Problem
Identify each line in the records below that contains the word "المكان", and copy it.

Provided data

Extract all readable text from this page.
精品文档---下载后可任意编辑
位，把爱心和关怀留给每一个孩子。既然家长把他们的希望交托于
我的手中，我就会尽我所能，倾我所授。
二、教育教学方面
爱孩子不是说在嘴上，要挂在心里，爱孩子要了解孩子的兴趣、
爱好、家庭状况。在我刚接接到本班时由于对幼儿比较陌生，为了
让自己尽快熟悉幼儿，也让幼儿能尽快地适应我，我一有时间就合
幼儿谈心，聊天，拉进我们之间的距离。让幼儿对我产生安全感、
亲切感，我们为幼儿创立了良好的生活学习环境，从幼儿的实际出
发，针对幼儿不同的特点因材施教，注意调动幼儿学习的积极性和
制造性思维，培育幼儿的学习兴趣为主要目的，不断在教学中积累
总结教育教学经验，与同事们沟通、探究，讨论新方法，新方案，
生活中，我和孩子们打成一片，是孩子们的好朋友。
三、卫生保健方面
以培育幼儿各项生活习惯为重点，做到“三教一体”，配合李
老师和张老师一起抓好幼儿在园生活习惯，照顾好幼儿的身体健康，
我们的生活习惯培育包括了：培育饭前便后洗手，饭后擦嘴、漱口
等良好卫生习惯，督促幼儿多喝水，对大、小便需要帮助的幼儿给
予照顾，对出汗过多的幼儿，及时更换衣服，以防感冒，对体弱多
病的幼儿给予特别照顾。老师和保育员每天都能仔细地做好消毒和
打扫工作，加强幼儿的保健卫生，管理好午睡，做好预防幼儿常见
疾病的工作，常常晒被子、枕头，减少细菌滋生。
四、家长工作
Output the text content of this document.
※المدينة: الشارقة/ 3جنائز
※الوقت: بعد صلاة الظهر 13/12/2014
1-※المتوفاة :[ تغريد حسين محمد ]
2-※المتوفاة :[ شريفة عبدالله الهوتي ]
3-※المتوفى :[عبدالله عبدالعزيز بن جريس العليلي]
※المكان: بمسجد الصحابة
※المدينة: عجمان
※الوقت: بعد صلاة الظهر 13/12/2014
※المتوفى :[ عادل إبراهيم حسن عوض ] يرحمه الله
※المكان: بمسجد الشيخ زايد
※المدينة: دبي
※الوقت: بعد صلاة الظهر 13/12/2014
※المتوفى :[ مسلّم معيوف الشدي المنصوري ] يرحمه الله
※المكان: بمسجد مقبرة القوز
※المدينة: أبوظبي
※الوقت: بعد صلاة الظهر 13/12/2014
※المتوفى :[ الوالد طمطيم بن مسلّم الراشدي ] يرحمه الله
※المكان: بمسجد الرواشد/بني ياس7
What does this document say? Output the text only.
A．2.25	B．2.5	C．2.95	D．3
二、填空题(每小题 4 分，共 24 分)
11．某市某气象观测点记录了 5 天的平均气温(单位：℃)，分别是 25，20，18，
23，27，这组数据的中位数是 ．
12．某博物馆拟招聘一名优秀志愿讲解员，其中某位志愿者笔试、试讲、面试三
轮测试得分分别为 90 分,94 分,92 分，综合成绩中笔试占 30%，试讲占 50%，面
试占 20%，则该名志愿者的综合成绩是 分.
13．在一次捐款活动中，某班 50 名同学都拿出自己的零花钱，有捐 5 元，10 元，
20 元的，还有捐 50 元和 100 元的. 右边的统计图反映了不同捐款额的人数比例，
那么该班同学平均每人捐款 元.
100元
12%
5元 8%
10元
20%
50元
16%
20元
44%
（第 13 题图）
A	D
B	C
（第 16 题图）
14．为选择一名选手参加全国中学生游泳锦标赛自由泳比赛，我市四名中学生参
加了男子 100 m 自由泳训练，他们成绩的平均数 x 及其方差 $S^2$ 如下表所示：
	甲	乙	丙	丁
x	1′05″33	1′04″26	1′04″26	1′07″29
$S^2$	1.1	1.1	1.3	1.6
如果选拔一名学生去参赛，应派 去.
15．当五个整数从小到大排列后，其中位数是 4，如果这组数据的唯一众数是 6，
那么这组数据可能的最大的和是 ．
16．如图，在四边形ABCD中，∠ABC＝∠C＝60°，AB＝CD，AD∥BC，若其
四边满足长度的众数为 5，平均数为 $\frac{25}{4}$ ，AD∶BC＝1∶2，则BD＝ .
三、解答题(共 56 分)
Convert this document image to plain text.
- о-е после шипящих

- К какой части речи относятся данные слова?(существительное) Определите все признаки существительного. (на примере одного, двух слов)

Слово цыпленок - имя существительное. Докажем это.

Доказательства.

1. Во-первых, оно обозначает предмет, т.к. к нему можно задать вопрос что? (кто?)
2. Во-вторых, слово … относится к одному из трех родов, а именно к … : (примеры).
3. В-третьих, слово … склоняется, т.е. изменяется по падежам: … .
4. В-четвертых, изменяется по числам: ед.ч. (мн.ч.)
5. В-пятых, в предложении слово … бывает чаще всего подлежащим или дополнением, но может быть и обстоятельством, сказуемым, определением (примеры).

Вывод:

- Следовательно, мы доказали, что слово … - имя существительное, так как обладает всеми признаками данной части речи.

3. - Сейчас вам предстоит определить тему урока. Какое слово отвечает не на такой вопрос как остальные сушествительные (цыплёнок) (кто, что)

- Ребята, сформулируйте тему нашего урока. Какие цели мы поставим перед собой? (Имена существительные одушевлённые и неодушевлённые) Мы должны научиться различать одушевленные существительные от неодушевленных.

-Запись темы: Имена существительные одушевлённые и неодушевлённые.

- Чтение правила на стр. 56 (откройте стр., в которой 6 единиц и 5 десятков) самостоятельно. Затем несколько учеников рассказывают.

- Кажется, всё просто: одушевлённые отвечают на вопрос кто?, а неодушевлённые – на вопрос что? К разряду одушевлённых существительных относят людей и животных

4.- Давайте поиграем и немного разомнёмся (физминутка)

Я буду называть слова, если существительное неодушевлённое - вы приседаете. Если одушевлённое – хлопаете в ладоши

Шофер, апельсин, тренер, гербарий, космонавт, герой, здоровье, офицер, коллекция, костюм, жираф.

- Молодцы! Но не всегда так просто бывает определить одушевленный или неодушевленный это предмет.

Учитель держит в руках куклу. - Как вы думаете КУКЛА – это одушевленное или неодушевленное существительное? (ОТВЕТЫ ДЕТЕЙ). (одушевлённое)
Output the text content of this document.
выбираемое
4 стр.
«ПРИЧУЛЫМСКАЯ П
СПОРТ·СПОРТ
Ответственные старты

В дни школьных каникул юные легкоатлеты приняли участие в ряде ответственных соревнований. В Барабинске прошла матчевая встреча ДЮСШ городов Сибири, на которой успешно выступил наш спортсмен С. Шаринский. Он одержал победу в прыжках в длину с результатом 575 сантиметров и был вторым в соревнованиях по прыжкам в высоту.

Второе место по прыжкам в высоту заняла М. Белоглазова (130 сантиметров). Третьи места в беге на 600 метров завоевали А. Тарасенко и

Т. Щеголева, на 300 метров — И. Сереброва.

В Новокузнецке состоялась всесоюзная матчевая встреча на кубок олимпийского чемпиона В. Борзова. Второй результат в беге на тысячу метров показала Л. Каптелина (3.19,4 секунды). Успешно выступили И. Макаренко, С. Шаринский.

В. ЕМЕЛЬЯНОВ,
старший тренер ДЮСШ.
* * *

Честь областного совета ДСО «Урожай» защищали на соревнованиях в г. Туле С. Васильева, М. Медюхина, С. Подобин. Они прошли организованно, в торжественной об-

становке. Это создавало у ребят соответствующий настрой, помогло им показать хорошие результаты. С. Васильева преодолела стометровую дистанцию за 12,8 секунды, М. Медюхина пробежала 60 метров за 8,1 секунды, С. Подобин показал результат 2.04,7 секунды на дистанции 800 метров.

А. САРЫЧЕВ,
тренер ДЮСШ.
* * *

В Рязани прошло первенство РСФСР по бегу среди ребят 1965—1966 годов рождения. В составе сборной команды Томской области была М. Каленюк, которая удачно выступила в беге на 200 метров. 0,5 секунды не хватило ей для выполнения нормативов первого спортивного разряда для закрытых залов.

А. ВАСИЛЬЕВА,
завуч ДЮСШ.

Written reply
※المكان: بمسجد الصحابة
※المكان: بمسجد الشيخ زايد
※المكان: بمسجد مقبرة القوز
※المكان: بمسجد الرواشد/بني ياس7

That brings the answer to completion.